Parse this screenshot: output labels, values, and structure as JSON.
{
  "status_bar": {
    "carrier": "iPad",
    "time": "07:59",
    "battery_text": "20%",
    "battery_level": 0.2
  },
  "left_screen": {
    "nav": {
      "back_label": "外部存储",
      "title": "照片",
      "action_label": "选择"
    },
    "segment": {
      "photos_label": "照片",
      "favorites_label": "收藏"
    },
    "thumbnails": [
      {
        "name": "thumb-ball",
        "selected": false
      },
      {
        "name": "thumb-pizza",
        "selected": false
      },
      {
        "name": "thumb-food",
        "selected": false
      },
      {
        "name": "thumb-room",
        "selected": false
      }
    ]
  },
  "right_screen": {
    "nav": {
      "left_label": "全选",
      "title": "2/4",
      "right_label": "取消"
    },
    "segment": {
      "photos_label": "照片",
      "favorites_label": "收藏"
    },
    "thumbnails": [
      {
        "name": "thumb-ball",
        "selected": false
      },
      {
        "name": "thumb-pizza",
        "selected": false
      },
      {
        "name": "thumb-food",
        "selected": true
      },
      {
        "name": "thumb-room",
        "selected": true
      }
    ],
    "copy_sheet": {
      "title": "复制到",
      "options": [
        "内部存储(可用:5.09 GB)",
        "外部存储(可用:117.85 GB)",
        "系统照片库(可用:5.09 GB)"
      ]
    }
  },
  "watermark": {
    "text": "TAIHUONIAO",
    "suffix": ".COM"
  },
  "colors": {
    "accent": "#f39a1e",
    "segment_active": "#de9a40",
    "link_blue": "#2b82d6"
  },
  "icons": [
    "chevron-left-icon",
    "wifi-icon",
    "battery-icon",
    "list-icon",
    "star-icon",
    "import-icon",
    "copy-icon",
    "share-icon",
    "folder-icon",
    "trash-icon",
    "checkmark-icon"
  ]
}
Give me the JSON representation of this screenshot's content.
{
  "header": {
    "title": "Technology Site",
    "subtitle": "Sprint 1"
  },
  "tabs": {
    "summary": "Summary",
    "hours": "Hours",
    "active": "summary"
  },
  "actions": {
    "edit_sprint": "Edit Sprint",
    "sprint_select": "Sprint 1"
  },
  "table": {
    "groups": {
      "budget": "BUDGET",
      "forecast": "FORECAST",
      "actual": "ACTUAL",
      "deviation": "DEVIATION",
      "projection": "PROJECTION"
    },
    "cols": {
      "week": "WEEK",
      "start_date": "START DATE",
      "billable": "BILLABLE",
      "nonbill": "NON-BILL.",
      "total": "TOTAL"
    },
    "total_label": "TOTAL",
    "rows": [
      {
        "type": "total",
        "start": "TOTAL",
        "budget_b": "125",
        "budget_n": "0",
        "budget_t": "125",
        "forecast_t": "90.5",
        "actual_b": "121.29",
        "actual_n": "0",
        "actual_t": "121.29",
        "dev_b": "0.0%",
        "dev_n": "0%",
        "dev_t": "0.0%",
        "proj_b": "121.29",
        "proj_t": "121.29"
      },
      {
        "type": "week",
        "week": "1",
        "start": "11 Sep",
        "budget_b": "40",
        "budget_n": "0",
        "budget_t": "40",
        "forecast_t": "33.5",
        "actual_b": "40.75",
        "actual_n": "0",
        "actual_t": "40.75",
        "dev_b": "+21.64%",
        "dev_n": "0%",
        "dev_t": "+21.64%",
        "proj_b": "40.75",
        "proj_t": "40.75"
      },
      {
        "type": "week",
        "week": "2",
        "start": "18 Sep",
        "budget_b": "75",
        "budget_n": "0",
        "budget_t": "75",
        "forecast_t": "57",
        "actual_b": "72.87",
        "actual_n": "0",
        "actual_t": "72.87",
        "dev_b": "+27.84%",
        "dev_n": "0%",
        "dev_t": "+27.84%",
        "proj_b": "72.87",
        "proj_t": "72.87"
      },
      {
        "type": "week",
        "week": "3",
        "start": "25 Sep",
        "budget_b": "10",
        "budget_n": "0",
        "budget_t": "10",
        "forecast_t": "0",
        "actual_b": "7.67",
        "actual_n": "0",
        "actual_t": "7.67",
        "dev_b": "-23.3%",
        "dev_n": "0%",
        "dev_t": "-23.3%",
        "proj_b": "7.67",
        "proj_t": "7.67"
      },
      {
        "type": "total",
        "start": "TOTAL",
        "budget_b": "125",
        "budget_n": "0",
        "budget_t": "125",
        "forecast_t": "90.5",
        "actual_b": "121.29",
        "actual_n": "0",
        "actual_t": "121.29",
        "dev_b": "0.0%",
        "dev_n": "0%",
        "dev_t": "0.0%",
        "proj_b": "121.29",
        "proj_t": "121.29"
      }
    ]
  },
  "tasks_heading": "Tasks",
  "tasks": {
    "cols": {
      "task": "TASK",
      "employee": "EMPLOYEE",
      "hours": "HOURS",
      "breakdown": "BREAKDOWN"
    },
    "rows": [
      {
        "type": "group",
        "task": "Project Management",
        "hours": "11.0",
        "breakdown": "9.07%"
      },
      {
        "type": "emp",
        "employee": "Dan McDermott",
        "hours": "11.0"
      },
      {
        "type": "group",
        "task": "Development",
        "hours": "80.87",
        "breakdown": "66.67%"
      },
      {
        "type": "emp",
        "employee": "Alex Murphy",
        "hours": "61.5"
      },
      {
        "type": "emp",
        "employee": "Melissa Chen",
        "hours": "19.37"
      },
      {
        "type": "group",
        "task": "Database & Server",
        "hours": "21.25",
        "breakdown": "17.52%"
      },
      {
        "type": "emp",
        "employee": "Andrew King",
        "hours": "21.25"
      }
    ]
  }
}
────────────────────────────────────────
▸ **EXERCISE DESCRIPTION**
Copy out every line where the word "JSON" occurs.

▸ **EXERCISE RESPONSE**
Parse this screenshot: output labels, values, and structure as JSON.
Give me the JSON representation of this screenshot's content.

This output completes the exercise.